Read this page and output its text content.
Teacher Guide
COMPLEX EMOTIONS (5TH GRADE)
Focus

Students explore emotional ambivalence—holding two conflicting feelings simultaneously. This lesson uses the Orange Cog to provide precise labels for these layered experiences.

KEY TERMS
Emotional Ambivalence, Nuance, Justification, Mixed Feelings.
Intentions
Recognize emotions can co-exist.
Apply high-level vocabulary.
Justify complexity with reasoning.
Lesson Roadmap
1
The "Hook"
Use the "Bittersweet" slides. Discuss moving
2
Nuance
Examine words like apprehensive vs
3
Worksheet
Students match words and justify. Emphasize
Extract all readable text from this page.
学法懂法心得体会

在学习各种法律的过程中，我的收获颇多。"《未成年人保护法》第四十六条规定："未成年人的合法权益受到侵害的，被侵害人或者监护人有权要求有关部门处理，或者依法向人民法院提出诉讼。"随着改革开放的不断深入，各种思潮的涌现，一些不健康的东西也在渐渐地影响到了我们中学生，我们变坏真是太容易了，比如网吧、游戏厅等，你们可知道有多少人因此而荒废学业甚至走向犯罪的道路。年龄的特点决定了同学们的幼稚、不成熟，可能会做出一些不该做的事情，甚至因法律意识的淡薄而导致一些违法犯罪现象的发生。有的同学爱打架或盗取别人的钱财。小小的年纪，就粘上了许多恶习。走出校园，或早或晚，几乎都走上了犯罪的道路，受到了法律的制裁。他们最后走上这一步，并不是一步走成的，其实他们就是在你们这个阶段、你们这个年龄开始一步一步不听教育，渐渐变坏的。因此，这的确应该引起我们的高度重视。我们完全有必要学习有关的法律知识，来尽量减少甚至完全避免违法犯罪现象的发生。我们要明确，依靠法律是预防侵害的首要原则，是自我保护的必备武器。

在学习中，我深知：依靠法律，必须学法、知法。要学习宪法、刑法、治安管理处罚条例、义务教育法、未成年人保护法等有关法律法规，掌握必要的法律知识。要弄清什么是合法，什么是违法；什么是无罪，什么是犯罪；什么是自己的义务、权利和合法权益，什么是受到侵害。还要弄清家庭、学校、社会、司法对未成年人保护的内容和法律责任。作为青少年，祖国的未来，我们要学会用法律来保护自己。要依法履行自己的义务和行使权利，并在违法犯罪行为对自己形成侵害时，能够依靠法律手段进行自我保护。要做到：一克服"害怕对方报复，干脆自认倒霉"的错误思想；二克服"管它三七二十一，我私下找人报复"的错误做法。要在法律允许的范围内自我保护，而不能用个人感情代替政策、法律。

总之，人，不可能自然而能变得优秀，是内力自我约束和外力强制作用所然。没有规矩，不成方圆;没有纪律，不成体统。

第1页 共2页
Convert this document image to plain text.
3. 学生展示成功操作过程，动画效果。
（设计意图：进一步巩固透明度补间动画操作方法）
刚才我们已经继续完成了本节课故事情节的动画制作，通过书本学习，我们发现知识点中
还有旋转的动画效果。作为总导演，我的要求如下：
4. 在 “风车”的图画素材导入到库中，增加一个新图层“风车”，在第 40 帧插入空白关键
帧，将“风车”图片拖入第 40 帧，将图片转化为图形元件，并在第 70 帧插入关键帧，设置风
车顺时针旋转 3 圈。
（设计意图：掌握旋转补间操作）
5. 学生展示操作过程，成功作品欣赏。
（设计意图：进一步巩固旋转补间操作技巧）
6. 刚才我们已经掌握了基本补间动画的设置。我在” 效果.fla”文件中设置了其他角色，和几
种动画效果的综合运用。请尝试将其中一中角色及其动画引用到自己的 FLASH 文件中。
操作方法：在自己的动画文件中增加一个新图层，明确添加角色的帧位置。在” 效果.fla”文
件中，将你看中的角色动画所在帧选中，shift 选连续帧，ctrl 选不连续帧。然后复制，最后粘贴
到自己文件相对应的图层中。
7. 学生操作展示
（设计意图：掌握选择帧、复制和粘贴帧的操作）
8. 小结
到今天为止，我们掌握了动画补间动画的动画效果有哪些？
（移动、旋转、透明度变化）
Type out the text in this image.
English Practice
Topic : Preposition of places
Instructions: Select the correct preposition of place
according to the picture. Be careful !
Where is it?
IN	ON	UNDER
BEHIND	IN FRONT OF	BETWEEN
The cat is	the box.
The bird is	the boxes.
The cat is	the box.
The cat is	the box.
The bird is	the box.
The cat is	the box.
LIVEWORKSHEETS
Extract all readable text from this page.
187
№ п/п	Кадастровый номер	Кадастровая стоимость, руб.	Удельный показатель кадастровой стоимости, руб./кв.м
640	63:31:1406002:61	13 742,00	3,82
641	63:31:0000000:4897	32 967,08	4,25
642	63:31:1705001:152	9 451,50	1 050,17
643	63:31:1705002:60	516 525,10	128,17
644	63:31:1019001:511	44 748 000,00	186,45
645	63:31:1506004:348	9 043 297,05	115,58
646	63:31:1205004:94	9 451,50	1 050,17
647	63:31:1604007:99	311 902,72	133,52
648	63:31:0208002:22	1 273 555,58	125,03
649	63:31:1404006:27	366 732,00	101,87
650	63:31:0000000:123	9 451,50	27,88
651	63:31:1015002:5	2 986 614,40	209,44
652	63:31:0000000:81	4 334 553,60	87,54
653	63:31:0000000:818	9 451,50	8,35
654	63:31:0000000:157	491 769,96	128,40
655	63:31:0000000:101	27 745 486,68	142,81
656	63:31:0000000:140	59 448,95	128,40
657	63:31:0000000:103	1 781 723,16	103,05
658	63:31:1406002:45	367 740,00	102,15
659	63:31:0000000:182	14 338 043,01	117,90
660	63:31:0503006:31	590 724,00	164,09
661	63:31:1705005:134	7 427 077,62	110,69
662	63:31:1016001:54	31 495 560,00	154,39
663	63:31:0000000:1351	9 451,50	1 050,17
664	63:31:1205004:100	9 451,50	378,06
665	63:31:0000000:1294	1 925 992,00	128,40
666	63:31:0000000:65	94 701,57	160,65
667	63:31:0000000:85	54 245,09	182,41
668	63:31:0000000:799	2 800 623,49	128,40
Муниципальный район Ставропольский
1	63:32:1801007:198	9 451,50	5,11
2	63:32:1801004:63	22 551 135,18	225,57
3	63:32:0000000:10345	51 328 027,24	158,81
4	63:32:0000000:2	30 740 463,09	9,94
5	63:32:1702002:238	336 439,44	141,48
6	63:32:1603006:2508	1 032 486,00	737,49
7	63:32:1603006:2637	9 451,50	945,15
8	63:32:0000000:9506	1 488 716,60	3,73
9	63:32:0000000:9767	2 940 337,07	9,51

******************************

> WRITTEN INSTRUCTION
Go through the data and return every record exactly.

> FINISHED ANSWER
Read this page and output its text content.
Teacher Guide
COMPLEX EMOTIONS (5TH GRADE)
Focus

Students explore emotional ambivalence—holding two conflicting feelings simultaneously. This lesson uses the Orange Cog to provide precise labels for these layered experiences.

KEY TERMS
Emotional Ambivalence, Nuance, Justification, Mixed Feelings.
Intentions
Recognize emotions can co-exist.
Apply high-level vocabulary.
Justify complexity with reasoning.
Lesson Roadmap
1
The "Hook"
Use the "Bittersweet" slides. Discuss moving
2
Nuance
Examine words like apprehensive vs
3
Worksheet
Students match words and justify. Emphasize
Extract all readable text from this page.
学法懂法心得体会

在学习各种法律的过程中，我的收获颇多。"《未成年人保护法》第四十六条规定："未成年人的合法权益受到侵害的，被侵害人或者监护人有权要求有关部门处理，或者依法向人民法院提出诉讼。"随着改革开放的不断深入，各种思潮的涌现，一些不健康的东西也在渐渐地影响到了我们中学生，我们变坏真是太容易了，比如网吧、游戏厅等，你们可知道有多少人因此而荒废学业甚至走向犯罪的道路。年龄的特点决定了同学们的幼稚、不成熟，可能会做出一些不该做的事情，甚至因法律意识的淡薄而导致一些违法犯罪现象的发生。有的同学爱打架或盗取别人的钱财。小小的年纪，就粘上了许多恶习。走出校园，或早或晚，几乎都走上了犯罪的道路，受到了法律的制裁。他们最后走上这一步，并不是一步走成的，其实他们就是在你们这个阶段、你们这个年龄开始一步一步不听教育，渐渐变坏的。因此，这的确应该引起我们的高度重视。我们完全有必要学习有关的法律知识，来尽量减少甚至完全避免违法犯罪现象的发生。我们要明确，依靠法律是预防侵害的首要原则，是自我保护的必备武器。

在学习中，我深知：依靠法律，必须学法、知法。要学习宪法、刑法、治安管理处罚条例、义务教育法、未成年人保护法等有关法律法规，掌握必要的法律知识。要弄清什么是合法，什么是违法；什么是无罪，什么是犯罪；什么是自己的义务、权利和合法权益，什么是受到侵害。还要弄清家庭、学校、社会、司法对未成年人保护的内容和法律责任。作为青少年，祖国的未来，我们要学会用法律来保护自己。要依法履行自己的义务和行使权利，并在违法犯罪行为对自己形成侵害时，能够依靠法律手段进行自我保护。要做到：一克服"害怕对方报复，干脆自认倒霉"的错误思想；二克服"管它三七二十一，我私下找人报复"的错误做法。要在法律允许的范围内自我保护，而不能用个人感情代替政策、法律。

总之，人，不可能自然而能变得优秀，是内力自我约束和外力强制作用所然。没有规矩，不成方圆;没有纪律，不成体统。

第1页 共2页
Convert this document image to plain text.
3. 学生展示成功操作过程，动画效果。
（设计意图：进一步巩固透明度补间动画操作方法）
刚才我们已经继续完成了本节课故事情节的动画制作，通过书本学习，我们发现知识点中
还有旋转的动画效果。作为总导演，我的要求如下：
4. 在 “风车”的图画素材导入到库中，增加一个新图层“风车”，在第 40 帧插入空白关键
帧，将“风车”图片拖入第 40 帧，将图片转化为图形元件，并在第 70 帧插入关键帧，设置风
车顺时针旋转 3 圈。
（设计意图：掌握旋转补间操作）
5. 学生展示操作过程，成功作品欣赏。
（设计意图：进一步巩固旋转补间操作技巧）
6. 刚才我们已经掌握了基本补间动画的设置。我在” 效果.fla”文件中设置了其他角色，和几
种动画效果的综合运用。请尝试将其中一中角色及其动画引用到自己的 FLASH 文件中。
操作方法：在自己的动画文件中增加一个新图层，明确添加角色的帧位置。在” 效果.fla”文
件中，将你看中的角色动画所在帧选中，shift 选连续帧，ctrl 选不连续帧。然后复制，最后粘贴
到自己文件相对应的图层中。
7. 学生操作展示
（设计意图：掌握选择帧、复制和粘贴帧的操作）
8. 小结
到今天为止，我们掌握了动画补间动画的动画效果有哪些？
（移动、旋转、透明度变化）
Type out the text in this image.
English Practice
Topic : Preposition of places
Instructions: Select the correct preposition of place
according to the picture. Be careful !
Where is it?
IN	ON	UNDER
BEHIND	IN FRONT OF	BETWEEN
The cat is	the box.
The bird is	the boxes.
The cat is	the box.
The cat is	the box.
The bird is	the box.
The cat is	the box.
LIVEWORKSHEETS
Extract all readable text from this page.
187
№ п/п	Кадастровый номер	Кадастровая стоимость, руб.	Удельный показатель кадастровой стоимости, руб./кв.м
640	63:31:1406002:61	13 742,00	3,82
641	63:31:0000000:4897	32 967,08	4,25
642	63:31:1705001:152	9 451,50	1 050,17
643	63:31:1705002:60	516 525,10	128,17
644	63:31:1019001:511	44 748 000,00	186,45
645	63:31:1506004:348	9 043 297,05	115,58
646	63:31:1205004:94	9 451,50	1 050,17
647	63:31:1604007:99	311 902,72	133,52
648	63:31:0208002:22	1 273 555,58	125,03
649	63:31:1404006:27	366 732,00	101,87
650	63:31:0000000:123	9 451,50	27,88
651	63:31:1015002:5	2 986 614,40	209,44
652	63:31:0000000:81	4 334 553,60	87,54
653	63:31:0000000:818	9 451,50	8,35
654	63:31:0000000:157	491 769,96	128,40
655	63:31:0000000:101	27 745 486,68	142,81
656	63:31:0000000:140	59 448,95	128,40
657	63:31:0000000:103	1 781 723,16	103,05
658	63:31:1406002:45	367 740,00	102,15
659	63:31:0000000:182	14 338 043,01	117,90
660	63:31:0503006:31	590 724,00	164,09
661	63:31:1705005:134	7 427 077,62	110,69
662	63:31:1016001:54	31 495 560,00	154,39
663	63:31:0000000:1351	9 451,50	1 050,17
664	63:31:1205004:100	9 451,50	378,06
665	63:31:0000000:1294	1 925 992,00	128,40
666	63:31:0000000:65	94 701,57	160,65
667	63:31:0000000:85	54 245,09	182,41
668	63:31:0000000:799	2 800 623,49	128,40
Муниципальный район Ставропольский
1	63:32:1801007:198	9 451,50	5,11
2	63:32:1801004:63	22 551 135,18	225,57
3	63:32:0000000:10345	51 328 027,24	158,81
4	63:32:0000000:2	30 740 463,09	9,94
5	63:32:1702002:238	336 439,44	141,48
6	63:32:1603006:2508	1 032 486,00	737,49
7	63:32:1603006:2637	9 451,50	945,15
8	63:32:0000000:9506	1 488 716,60	3,73
9	63:32:0000000:9767	2 940 337,07	9,51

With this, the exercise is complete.